Saved data entries:
◇ ◇ ◇ ◇ ◇ ◇ ◇

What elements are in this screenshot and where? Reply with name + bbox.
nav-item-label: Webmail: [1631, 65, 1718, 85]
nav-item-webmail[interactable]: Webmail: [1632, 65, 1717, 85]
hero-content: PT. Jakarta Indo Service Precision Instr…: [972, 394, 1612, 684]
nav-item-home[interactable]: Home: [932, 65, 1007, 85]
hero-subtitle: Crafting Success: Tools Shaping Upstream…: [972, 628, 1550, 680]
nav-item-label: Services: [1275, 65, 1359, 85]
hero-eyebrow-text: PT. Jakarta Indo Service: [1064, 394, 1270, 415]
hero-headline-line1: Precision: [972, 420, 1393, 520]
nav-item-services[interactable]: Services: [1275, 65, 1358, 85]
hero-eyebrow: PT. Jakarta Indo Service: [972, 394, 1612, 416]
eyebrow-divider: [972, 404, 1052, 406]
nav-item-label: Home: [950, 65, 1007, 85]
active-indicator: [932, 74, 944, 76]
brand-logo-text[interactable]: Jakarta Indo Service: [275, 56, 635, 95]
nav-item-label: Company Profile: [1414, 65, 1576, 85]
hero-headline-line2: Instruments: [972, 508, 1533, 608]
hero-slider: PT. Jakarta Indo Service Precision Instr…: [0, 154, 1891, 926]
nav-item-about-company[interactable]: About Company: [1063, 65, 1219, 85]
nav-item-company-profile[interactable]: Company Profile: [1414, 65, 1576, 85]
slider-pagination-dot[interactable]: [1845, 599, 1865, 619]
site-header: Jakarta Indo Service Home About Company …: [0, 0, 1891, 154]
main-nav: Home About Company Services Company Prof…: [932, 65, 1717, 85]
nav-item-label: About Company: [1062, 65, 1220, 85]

◇ ◇ ◇ ◇ ◇ ◇ ◇

Problem requirements - Update the entries from the very first line through the line containing "hero-content: PT. Jakarta", replacing "Reply" with "Respond". Give back only those lines and keep everything else in them unchanged.

Written solution -
What elements are in this screenshot and where? Respond with name + bbox.
nav-item-label: Webmail: [1631, 65, 1718, 85]
nav-item-webmail[interactable]: Webmail: [1632, 65, 1717, 85]
hero-content: PT. Jakarta Indo Service Precision Instr…: [972, 394, 1612, 684]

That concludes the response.